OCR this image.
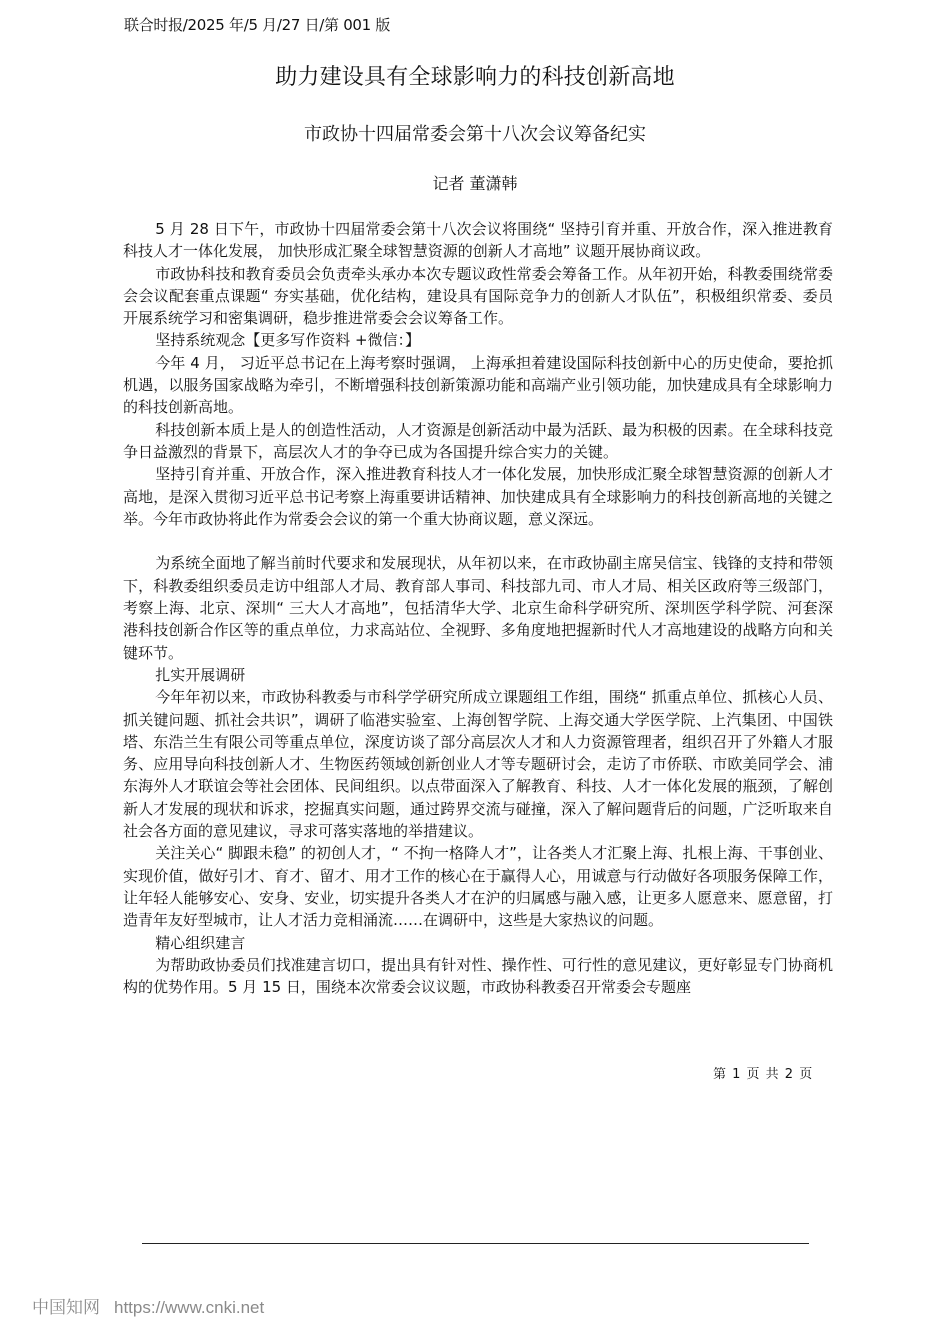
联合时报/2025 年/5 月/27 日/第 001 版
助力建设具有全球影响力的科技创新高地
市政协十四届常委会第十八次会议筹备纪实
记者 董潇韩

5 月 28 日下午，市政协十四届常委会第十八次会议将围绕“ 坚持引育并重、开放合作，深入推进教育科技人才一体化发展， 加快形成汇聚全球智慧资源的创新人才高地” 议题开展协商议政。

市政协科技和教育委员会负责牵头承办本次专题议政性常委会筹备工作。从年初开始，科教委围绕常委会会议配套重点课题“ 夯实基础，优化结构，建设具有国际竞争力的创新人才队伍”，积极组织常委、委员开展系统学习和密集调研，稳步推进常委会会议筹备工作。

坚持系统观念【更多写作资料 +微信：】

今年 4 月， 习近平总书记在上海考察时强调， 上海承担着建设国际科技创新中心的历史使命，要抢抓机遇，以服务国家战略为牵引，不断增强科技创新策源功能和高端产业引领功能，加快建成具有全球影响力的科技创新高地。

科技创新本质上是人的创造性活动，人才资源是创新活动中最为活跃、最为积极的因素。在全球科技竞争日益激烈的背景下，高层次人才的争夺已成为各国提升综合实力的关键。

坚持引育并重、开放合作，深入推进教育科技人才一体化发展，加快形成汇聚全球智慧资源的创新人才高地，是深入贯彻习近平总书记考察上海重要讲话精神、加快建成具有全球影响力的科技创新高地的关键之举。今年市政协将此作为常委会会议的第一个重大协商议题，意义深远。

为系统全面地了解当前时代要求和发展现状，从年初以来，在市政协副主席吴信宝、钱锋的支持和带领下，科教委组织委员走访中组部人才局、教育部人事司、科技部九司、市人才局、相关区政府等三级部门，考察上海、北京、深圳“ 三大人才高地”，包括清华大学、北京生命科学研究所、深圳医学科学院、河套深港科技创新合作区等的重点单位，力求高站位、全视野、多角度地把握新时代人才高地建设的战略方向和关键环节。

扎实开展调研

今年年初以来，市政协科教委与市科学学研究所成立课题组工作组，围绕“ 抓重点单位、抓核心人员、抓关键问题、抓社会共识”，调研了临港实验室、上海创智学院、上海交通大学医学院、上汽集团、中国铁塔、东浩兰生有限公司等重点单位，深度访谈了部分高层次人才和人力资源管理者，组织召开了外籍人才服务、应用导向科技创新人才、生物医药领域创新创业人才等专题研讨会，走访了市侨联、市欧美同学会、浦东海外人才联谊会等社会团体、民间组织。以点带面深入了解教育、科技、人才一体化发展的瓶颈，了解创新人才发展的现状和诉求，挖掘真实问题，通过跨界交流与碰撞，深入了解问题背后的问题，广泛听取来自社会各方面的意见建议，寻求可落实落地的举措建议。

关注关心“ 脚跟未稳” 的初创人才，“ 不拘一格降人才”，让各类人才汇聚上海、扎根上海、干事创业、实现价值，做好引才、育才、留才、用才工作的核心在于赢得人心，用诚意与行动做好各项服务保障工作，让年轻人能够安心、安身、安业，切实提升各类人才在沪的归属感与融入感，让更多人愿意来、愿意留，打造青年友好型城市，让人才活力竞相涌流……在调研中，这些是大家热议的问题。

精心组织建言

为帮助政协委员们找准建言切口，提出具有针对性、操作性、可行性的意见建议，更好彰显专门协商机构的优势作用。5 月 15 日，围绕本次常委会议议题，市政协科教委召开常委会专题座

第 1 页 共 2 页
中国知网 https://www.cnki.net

* * *

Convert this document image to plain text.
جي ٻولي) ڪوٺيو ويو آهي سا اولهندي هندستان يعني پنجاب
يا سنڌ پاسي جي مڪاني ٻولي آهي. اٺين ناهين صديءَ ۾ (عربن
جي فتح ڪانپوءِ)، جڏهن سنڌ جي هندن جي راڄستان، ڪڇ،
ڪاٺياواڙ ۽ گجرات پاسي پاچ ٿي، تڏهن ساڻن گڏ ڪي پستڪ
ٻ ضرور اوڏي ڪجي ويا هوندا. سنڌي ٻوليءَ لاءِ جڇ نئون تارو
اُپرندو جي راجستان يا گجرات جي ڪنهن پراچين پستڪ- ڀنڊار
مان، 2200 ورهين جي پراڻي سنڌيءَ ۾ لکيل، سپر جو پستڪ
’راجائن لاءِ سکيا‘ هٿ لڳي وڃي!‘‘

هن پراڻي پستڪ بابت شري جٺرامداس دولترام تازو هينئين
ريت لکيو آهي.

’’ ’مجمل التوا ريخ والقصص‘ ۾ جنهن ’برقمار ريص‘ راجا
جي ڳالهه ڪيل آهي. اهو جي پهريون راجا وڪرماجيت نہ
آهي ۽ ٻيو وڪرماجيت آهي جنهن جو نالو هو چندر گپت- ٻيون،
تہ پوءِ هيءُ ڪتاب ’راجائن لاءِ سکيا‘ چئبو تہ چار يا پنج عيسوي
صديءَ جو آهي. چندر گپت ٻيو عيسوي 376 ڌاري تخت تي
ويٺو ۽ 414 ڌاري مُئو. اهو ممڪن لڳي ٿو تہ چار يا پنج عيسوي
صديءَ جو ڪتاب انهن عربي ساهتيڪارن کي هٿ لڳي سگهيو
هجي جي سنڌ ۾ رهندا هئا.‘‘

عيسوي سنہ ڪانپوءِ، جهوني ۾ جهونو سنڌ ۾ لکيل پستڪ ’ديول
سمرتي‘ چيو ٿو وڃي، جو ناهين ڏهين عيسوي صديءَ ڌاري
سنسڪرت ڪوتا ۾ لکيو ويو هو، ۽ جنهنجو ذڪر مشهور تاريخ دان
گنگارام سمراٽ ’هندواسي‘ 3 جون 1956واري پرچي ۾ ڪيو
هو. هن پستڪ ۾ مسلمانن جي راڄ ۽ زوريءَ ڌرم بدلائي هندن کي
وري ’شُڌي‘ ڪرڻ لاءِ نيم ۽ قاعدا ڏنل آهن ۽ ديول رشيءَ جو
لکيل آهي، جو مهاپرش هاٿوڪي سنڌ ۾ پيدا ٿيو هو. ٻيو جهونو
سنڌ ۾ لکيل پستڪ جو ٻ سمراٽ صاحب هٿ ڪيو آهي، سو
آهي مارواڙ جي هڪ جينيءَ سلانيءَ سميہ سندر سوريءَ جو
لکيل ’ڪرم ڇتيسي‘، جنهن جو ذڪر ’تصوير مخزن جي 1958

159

(Instructions for the task):
Go through the listing above and work out how many lines contain the string "image". Reply with the number alone.

(Correct result):
2